How might the text about Advocate Good Samaritan Hospital go on after its last sentence? Continue it from there.
Text section: Begin
Advocate Good Samaritian Hospital
Advocate Good Samaritan Hospital in Downers Grove is recognized by Healthgrades as one of America’s 50 best hospitals and U.S. News & World Report ranks it as one of the Top 25 hospitals in Illinois. Magnet-designated, the hospital features the only Level I trauma center in DuPage County and a certified Level III neonatal intensive care unit. Good Samaritan is a leader in cardiology, oncology, orthopedic surgery, neurosurgery, general surgery, gastroenterology, stroke care, obstetrics and gynecology, and low-dose diagnostic imaging. The hospital received the MIDAS platinum award for clinical excellence and the blue distinction from Blue Cross Blue Shield for expertise, high quality care and patient results in bariatric, spine and cardiology. Advocate Good Samaritan Hospital is the only health care organization in Illinois to earn the prestigious Malcolm Baldrige National Quality Award, achieving the honor in 2010.
With the expansion of the Neurosurgery program at Advocate Good Samaritan Hospital—which included additional neurosurgeons and physicians to support the neuro-interventional program, along with increased procedures—the nursing staff in the Critical Care Unit (CCU) had an opportunity to enhance their expertise through specialty certification to further support the organizational mission.
The addition of the medical team greatly expanded the types of surgeries and interventional procedures that could be performed allowing Good Samaritan Hospital to be a destination hospital for patients requiring complex neuro-surgical interventions.
Text section: End
Data for review: Begin
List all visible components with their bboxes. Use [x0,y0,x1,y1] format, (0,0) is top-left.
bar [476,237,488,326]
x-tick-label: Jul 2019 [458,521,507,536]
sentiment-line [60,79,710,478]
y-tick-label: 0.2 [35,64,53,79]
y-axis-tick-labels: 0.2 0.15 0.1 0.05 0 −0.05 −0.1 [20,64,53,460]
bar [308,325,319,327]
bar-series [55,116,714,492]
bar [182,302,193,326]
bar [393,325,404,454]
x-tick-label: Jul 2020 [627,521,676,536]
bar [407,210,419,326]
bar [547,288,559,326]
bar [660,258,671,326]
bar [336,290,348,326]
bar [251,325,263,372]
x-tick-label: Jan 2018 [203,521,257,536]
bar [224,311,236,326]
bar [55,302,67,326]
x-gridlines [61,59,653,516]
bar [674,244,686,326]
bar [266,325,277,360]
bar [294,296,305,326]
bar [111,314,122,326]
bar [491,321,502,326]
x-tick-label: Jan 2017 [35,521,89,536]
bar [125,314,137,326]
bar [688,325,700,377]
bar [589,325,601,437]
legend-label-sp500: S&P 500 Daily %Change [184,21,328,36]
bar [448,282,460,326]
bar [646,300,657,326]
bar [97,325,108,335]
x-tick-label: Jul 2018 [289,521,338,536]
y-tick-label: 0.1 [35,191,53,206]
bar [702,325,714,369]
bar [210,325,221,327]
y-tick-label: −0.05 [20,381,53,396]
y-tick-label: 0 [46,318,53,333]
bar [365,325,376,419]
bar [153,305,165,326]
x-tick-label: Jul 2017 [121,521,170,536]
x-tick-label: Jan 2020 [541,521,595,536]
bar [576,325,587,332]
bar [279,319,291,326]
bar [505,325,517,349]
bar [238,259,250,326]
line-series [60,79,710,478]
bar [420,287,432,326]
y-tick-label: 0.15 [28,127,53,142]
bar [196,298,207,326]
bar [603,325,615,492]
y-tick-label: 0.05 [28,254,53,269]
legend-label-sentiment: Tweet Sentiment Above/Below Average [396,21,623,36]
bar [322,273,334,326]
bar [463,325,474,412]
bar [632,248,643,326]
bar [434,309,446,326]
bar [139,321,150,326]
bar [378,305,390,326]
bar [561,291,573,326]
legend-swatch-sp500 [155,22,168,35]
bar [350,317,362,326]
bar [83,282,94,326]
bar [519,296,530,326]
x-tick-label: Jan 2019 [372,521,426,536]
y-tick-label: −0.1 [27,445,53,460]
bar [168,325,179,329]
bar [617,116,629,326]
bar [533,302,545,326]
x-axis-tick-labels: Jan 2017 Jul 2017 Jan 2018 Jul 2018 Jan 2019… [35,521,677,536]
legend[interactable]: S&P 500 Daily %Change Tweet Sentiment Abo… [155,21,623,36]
Data for review: End
Task result -
This sparked the nursing leadership team to identified a goal of increasing nursing expertise and certification. A group of self-selected CCU nurses made the commitment to pursue certification—specifically Certified Neuroscience Registered Nurse (CNRN) in support of the increased complexity of services available to support both the neurosurgery physicians as well as the patients and families.
“We were starting to see some different types of cases and in-depth trauma care, and wanted to be true to our commitment of delivering safe, quality care to all our patients” said Heather J. Roppel, MSN, AGACNP, CCNS, CCRN, CNRN, clinical nurse specialist in the Critical Care Unit.
Adhering to the adage ‘Make no small plans’, the nurses wanted to increase the number of Certified Neuroscience Registered Nurses from one to 11, which brought the total number of CCU nursing staff to 111.
Finding candidates wasn’t difficult, Roppel added. The neurosurgeons had been offering trainings throughout 2016, so many nurses had gravitated toward that patient population. Financial assistance was provided through a charitable donation that helped off-set the costs of the training. Roppel chose to obtain certification as well, to lead by example and to help support the nurses taking the exam.
From October through December of 2016, the 10 interested CCU nurses took advantage of the online study materials. “We had three months after the class ended to take the test,” Roppel explained. “I sent out review questions every week to keep people interested. I also held study group sessions, and we were able to do some study test questions.”
The vigilance paid off for all of them. All 10 passed their certification exams. As sometimes happens, the unit lost one of those to attrition, but later, another nurse stepped up and received her CNRN certification.
“We expect all of the nurses who come into the unit to be able to take care of this patient population,” Roppel said. “Now, we have more resources available to help train our newer nurses. Our certified nurses are experts on the unit, sharing their knowledge with the other nurses, which creates a trickle-down effect that expands the knowledge base of the unit.”